PAGE EXCERPT:
------------
Alexandr Bandurchin for Uptrace

Posted on Oct 16 • Originally published at uptrace.dev

Cloud Microservices Monitoring on AWS and Azure with OpenTelemetry

#azure #microservices #monitoring #aws

Your checkout flow starts in an AWS Lambda function, calls a payment service running on EKS, then triggers notifications through Azure Functions. Three different compute platforms, two cloud providers, one distributed trace that you can't see.

Cloud providers want you to use their native monitoring tools. AWS pushes X-Ray and CloudWatch. Azure promotes Application Insights and Azure Monitor. These tools work well within their ecosystems but lock you into vendor-specific implementations. When you need to trace a request across AWS Lambda and Azure Functions, you're stuck correlating logs manually between two separate systems.

This vendor lock-in creates operational complexity. Your team learns AWS monitoring for some services and Azure monitoring for others. Dashboards don't unify. Alerts need separate configuration. When you migrate workloads between clouds, you rewrite all your observability code. OpenTelemetry eliminates this fragmentation by providing one standard that works across all cloud providers.

Cloud Platform Challenges

Serverless functions create observability gaps. AWS Lambda and Azure Functions spin up, execute, and terminate within seconds. Traditional monitoring assumes persistent processes where you can connect and query state. Ephemeral functions disappear before you finish reading their logs.

Cold starts amplify debugging difficulty. A Lambda function taking 3 seconds to respond might spend 2.5 seconds initializing and 0.5 seconds executing business logic. Without proper instrumentation, you see only the total duration. You can't distinguish initialization overhead from actual performance problems.

Container orchestration adds another layer of complexity. An EKS pod restarts after an out-of-memory error. The error gets logged, but the pod's gone. You have a timestamp and a stack trace pointing to a container that no longer exists. Without centralized trace storage, reconstructing what happened becomes guesswork.
------------
RECORDS SHOWN:
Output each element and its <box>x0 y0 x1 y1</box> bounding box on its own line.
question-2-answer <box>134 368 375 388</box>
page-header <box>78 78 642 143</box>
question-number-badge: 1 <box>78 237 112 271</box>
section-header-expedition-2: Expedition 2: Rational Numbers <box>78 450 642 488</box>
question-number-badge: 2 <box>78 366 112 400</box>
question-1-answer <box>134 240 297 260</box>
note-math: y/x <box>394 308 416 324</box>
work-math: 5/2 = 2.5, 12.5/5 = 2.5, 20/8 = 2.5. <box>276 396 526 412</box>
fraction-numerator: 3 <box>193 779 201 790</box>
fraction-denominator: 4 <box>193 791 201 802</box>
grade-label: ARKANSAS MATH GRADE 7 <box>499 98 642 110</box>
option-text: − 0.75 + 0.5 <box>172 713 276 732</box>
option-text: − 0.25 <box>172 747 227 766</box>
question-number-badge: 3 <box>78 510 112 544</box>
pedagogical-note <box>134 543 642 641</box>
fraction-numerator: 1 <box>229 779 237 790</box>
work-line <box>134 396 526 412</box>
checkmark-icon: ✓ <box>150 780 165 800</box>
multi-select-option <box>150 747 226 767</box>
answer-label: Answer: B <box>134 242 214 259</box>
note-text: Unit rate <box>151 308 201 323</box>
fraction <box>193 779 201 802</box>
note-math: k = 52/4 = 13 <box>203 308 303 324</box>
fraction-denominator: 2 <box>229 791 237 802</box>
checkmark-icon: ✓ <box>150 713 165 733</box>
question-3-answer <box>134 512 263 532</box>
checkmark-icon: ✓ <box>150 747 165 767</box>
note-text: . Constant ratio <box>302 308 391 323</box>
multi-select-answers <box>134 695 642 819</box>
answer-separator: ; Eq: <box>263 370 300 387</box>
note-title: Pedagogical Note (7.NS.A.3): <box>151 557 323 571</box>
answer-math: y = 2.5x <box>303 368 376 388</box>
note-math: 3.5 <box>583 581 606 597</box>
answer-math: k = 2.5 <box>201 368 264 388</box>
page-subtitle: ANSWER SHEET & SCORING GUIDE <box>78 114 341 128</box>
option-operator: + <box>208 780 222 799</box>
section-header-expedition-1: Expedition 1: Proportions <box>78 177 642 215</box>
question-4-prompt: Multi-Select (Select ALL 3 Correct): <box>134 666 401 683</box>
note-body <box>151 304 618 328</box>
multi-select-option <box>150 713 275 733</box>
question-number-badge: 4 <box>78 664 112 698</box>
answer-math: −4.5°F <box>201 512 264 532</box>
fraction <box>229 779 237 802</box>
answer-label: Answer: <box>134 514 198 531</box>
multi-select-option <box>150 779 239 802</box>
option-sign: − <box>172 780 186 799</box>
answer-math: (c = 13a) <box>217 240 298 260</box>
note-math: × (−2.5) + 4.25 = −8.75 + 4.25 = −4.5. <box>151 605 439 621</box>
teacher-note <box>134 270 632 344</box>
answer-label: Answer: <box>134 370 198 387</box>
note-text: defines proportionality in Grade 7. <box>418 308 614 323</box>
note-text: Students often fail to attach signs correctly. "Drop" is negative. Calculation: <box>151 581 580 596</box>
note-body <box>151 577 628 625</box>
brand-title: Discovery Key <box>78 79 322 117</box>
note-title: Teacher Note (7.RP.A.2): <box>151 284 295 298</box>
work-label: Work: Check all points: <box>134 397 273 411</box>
------------
Return the stretch of the cloud microservices monitoring article from "Posted on Oct" through "you can't see.", copied word for word. Answer from the text by itself.

TASK ANSWER:
Posted on Oct 16 • Originally published at uptrace.dev

Cloud Microservices Monitoring on AWS and Azure with OpenTelemetry

#azure #microservices #monitoring #aws

Your checkout flow starts in an AWS Lambda function, calls a payment service running on EKS, then triggers notifications through Azure Functions. Three different compute platforms, two cloud providers, one distributed trace that you can't see.